- _Set task_:
Read the entries below and pull out each line with the string "image".

## Start Task data

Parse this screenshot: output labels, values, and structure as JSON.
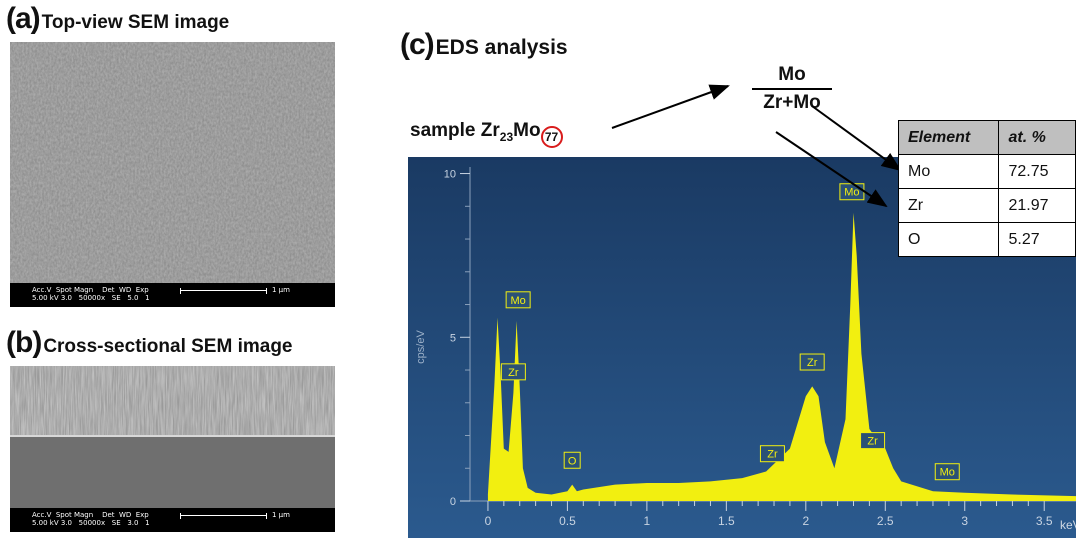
{
  "panel_a": {
    "letter": "(a)",
    "title": "Top-view SEM image",
    "databar": {
      "line1": "Acc.V  Spot Magn    Det  WD  Exp",
      "line2": "5.00 kV 3.0   50000x   SE   5.0   1",
      "scale": "1 µm"
    }
  },
  "panel_b": {
    "letter": "(b)",
    "title": "Cross-sectional SEM image",
    "databar": {
      "line1": "Acc.V  Spot Magn    Det  WD  Exp",
      "line2": "5.00 kV 3.0   50000x   SE   3.0   1",
      "scale": "1 µm"
    }
  },
  "panel_c": {
    "letter": "(c)",
    "title": "EDS analysis",
    "sample_prefix": "sample Zr",
    "sample_sub1": "23",
    "sample_mid": "Mo",
    "sample_sub2": "77",
    "fraction_numerator": "Mo",
    "fraction_denominator": "Zr+Mo",
    "table": {
      "headers": [
        "Element",
        "at. %"
      ],
      "rows": [
        {
          "element": "Mo",
          "value": "72.75"
        },
        {
          "element": "Zr",
          "value": "21.97"
        },
        {
          "element": "O",
          "value": "5.27"
        }
      ]
    }
  },
  "colors": {
    "plot_bg_top": "#1a3a63",
    "plot_bg_bottom": "#2b5a8e",
    "spectrum": "#f2ef10",
    "marker_ring": "#d91c1c"
  },
  "chart_data": {
    "type": "area",
    "ylabel": "cps/eV",
    "xlabel": "keV",
    "x_ticks": [
      "0",
      "0.5",
      "1",
      "1.5",
      "2",
      "2.5",
      "3",
      "3.5"
    ],
    "y_ticks": [
      "0",
      "5",
      "10"
    ],
    "xlim": [
      -0.05,
      3.7
    ],
    "ylim": [
      0,
      10.2
    ],
    "series": [
      {
        "x": [
          0.0,
          0.04,
          0.06,
          0.08,
          0.1,
          0.13,
          0.16,
          0.18,
          0.2,
          0.22,
          0.25,
          0.3,
          0.4,
          0.5,
          0.53,
          0.56,
          0.6,
          0.8,
          1.0,
          1.2,
          1.4,
          1.6,
          1.75,
          1.9,
          2.0,
          2.04,
          2.08,
          2.12,
          2.18,
          2.25,
          2.28,
          2.3,
          2.32,
          2.35,
          2.4,
          2.46,
          2.5,
          2.55,
          2.6,
          2.8,
          3.0,
          3.3,
          3.7
        ],
        "y": [
          0.2,
          3.5,
          5.6,
          3.8,
          1.6,
          1.5,
          3.3,
          5.5,
          3.5,
          1.0,
          0.4,
          0.25,
          0.2,
          0.3,
          0.5,
          0.3,
          0.35,
          0.5,
          0.55,
          0.55,
          0.6,
          0.7,
          0.9,
          1.6,
          3.2,
          3.5,
          3.2,
          1.8,
          1.0,
          2.5,
          6.0,
          8.8,
          7.5,
          4.5,
          2.2,
          1.8,
          1.6,
          1.0,
          0.6,
          0.3,
          0.25,
          0.2,
          0.15
        ]
      }
    ],
    "peak_labels": [
      {
        "label": "Mo",
        "x": 0.19,
        "y": 5.9
      },
      {
        "label": "Zr",
        "x": 0.16,
        "y": 3.7
      },
      {
        "label": "O",
        "x": 0.53,
        "y": 1.0
      },
      {
        "label": "Zr",
        "x": 1.79,
        "y": 1.2
      },
      {
        "label": "Zr",
        "x": 2.04,
        "y": 4.0
      },
      {
        "label": "Mo",
        "x": 2.29,
        "y": 9.2
      },
      {
        "label": "Zr",
        "x": 2.42,
        "y": 1.6
      },
      {
        "label": "Mo",
        "x": 2.89,
        "y": 0.65
      }
    ]
  }
}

## End Task data

- _Full solution_:
    "title": "Top-view SEM image",
    "title": "Cross-sectional SEM image",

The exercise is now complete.